Which lines hold the word "Asymptotic"? Show each of them.

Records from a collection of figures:
* * *

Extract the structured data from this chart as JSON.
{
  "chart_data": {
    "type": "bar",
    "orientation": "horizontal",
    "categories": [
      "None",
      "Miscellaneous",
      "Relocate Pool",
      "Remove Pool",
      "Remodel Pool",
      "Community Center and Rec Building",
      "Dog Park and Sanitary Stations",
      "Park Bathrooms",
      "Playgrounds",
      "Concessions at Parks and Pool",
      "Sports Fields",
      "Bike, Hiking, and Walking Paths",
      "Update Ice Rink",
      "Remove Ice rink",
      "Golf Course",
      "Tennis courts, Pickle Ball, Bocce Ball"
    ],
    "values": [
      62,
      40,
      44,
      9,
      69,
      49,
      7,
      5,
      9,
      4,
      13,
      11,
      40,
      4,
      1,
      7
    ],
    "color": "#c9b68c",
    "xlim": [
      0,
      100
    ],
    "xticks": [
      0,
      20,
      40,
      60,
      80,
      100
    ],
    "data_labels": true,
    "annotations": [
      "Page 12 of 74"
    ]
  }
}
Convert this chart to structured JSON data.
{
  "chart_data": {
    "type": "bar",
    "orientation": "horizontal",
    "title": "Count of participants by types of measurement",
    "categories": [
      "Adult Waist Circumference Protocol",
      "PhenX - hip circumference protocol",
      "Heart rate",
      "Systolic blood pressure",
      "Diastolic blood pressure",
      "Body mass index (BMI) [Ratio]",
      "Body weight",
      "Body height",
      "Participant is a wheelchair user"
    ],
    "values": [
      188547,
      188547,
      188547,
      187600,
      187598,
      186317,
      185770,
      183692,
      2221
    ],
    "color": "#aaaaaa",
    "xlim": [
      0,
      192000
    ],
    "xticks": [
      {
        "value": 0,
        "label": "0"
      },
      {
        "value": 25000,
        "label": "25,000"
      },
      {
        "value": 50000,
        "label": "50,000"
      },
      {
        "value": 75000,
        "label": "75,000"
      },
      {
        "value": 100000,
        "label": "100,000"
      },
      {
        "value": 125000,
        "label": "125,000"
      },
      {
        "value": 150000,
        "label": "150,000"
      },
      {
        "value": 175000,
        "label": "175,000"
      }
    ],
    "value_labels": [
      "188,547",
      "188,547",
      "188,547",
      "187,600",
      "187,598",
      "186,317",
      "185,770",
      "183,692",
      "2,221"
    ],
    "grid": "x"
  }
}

* * *

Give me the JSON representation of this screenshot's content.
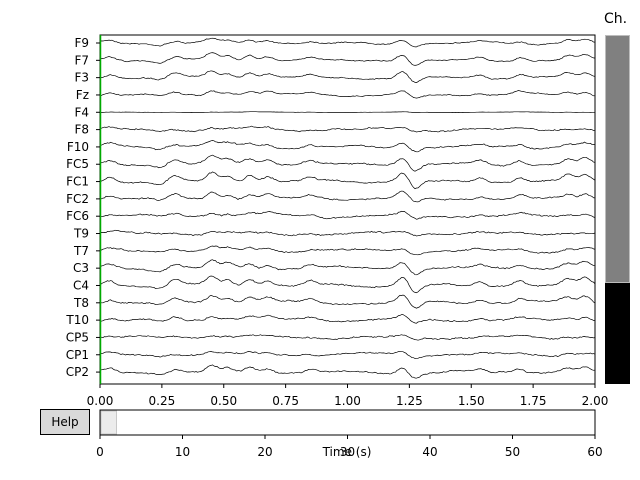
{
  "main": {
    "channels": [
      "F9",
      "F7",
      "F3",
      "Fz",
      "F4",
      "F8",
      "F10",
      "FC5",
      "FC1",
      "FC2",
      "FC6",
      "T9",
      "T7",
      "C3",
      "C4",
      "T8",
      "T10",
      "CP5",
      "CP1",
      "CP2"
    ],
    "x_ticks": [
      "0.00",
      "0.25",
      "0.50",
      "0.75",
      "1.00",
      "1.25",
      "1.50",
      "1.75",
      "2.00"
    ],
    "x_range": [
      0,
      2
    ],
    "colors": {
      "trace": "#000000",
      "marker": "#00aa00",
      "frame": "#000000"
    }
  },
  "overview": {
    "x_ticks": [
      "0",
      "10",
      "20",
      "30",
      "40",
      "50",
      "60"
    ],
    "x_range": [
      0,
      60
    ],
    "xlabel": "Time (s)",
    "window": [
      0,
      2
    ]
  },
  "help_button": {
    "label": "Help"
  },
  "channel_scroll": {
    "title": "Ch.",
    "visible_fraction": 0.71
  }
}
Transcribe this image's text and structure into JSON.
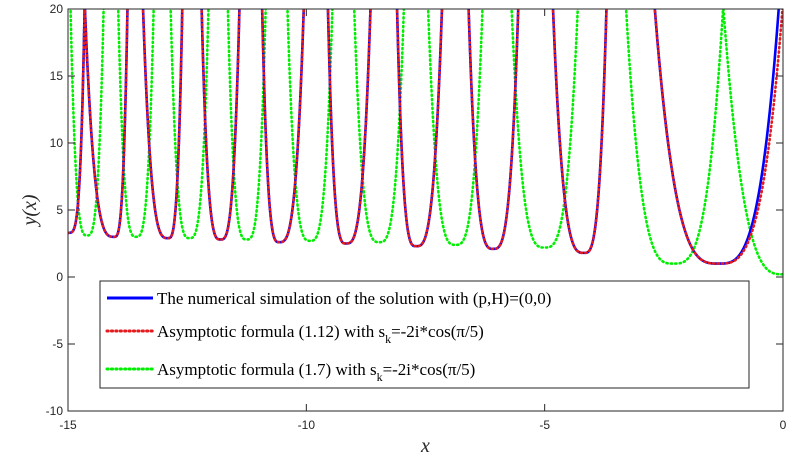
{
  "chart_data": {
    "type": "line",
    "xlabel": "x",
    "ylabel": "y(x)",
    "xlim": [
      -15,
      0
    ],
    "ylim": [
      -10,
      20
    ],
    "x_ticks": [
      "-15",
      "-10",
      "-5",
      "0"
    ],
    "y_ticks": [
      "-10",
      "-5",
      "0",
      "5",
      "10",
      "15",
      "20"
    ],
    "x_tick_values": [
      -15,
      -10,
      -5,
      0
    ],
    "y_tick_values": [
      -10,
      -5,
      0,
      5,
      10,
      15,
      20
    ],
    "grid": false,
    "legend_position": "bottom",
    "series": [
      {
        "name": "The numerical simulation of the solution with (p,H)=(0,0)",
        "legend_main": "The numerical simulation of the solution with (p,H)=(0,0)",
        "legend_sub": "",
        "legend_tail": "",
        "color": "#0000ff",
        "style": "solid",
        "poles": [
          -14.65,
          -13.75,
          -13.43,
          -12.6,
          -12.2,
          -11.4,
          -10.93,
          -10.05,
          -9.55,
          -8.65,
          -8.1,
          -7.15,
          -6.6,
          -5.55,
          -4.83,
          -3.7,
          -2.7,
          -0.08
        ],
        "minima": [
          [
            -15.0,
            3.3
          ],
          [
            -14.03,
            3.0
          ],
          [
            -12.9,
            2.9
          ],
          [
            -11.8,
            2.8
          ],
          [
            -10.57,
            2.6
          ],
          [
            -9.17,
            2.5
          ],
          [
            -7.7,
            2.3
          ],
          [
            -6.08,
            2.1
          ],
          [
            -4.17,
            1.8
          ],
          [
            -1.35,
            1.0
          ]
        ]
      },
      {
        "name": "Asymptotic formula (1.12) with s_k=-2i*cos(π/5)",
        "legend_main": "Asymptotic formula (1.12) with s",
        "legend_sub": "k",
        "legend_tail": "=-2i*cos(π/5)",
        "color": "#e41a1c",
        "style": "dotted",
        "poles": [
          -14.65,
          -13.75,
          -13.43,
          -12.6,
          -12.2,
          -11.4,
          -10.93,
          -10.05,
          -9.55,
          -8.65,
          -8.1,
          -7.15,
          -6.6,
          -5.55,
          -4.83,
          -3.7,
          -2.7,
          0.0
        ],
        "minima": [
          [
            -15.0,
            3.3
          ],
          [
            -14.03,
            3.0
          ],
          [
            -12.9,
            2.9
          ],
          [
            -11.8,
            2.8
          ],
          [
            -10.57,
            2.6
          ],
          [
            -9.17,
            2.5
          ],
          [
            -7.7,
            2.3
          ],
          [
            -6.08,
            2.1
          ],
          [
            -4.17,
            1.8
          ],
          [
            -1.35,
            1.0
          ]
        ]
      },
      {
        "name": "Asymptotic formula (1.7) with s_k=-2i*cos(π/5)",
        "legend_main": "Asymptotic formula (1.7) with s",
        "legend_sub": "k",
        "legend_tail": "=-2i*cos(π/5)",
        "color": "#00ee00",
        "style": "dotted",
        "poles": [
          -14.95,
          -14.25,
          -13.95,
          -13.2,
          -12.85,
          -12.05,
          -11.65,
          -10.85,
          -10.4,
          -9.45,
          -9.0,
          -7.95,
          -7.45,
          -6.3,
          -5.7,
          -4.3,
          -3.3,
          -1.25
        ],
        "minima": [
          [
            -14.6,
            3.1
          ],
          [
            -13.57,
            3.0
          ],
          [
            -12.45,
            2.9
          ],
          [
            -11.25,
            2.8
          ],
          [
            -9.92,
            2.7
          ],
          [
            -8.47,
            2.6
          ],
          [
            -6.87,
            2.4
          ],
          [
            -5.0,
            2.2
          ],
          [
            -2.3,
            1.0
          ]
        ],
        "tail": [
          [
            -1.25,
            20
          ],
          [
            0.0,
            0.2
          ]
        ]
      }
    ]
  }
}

* * *

RESPONSE TO THIS TASK
        "name": "Asymptotic formula (1.12) with s_k=-2i*cos(π/5)",
        "legend_main": "Asymptotic formula (1.12) with s",
        "name": "Asymptotic formula (1.7) with s_k=-2i*cos(π/5)",
        "legend_main": "Asymptotic formula (1.7) with s",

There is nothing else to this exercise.